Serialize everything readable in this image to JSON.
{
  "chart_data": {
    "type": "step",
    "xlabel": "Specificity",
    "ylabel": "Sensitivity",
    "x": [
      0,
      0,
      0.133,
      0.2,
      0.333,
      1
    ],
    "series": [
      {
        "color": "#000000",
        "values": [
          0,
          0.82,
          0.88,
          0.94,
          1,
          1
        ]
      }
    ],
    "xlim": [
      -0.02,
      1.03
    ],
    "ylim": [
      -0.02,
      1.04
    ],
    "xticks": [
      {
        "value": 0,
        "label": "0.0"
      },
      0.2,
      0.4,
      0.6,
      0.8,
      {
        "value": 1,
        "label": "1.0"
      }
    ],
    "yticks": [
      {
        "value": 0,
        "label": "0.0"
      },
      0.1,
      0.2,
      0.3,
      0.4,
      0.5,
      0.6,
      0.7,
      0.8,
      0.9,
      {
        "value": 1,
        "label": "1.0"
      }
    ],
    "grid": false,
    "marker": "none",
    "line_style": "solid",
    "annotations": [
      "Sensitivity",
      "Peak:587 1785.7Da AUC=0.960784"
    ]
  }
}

##############################

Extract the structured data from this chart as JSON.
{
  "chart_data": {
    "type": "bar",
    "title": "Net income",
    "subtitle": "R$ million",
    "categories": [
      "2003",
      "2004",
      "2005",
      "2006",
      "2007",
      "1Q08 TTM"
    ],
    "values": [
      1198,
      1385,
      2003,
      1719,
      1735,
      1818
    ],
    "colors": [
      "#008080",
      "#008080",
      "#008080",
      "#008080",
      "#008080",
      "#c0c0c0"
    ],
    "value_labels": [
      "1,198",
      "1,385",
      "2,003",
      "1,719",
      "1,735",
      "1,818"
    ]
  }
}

##############################

§ **Short exercise**:
Scan the listing above. Gather each line that contains the word "JSON".

§ **Response for this exercise**:
Serialize everything readable in this image to JSON.
Extract the structured data from this chart as JSON.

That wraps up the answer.